*Exercise*.
Where a line of the material contains the string "frac", copy that line.

------------------------------

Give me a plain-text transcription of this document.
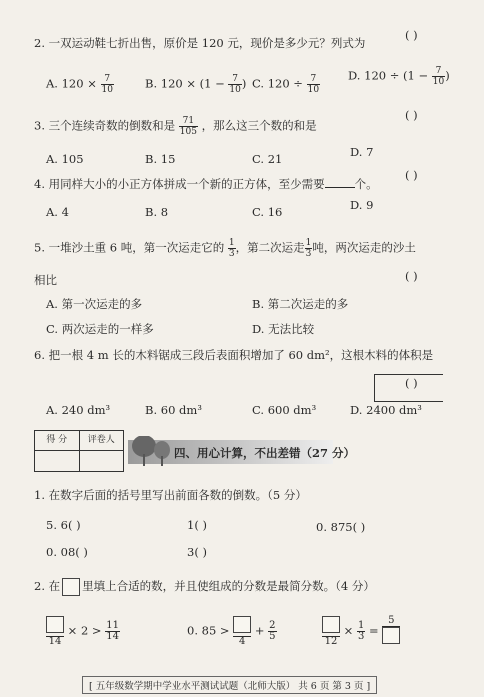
2. 一双运动鞋七折出售，原价是 120 元，现价是多少元？列式为
( )
A. $120 \times \frac{7}{10}$	B. $120 \times (1 - \frac{7}{10}$ ) C. $120 \div \frac{7}{10} D$. $120 \div (1 - \frac{7}{10}$ )
3. 三个连续奇数的倒数和是 $\frac{71}{105}$ ，那么这三个数的和是
( )
A. 105	B. 15	C. 21	D. 7
4. 用同样大小的小正方体拼成一个新的正方体，至少需要	个。
( )
A. 4	B. 8	C. 16	D. 9
5. 一堆沙土重 6 吨，第一次运走它的 $\frac{1}{3}$ ，第二次运走 $\frac{1}{3}$ 吨，两次运走的沙土
相比	( )
A. 第一次运走的多	B. 第二次运走的多
C. 两次运走的一样多	D. 无法比较
6. 把一根 4 m 长的木料锯成三段后表面积增加了 60 dm²，这根木料的体积是
( )
A. 240 dm³	B. 60 dm³	C. 600 dm³	D. 2400 dm³
得 分	评卷人
四、用心计算，不出差错（27 分）
1. 在数字后面的括号里写出前面各数的倒数。（5 分）
5. 6( )	1( )	0. 875( )
0. 08( )	3( )
2. 在 里填上合适的数，并且使组成的分数是最简分数。（4 分）
14
× $2 > \frac{11}{14}$	0. 85 >
4
+ $\frac{2}{5}$	12
× $\frac{1}{3}$ =
5
[ 五年级数学期中学业水平测试试题（北师大版） 共 6 页 第 3 页 ]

------------------------------

*Response below*.
A. $120 \times \frac{7}{10}$	B. $120 \times (1 - \frac{7}{10}$ ) C. $120 \div \frac{7}{10} D$. $120 \div (1 - \frac{7}{10}$ )
3. 三个连续奇数的倒数和是 $\frac{71}{105}$ ，那么这三个数的和是
5. 一堆沙土重 6 吨，第一次运走它的 $\frac{1}{3}$ ，第二次运走 $\frac{1}{3}$ 吨，两次运走的沙土
× $2 > \frac{11}{14}$	0. 85 >
+ $\frac{2}{5}$	12
× $\frac{1}{3}$ =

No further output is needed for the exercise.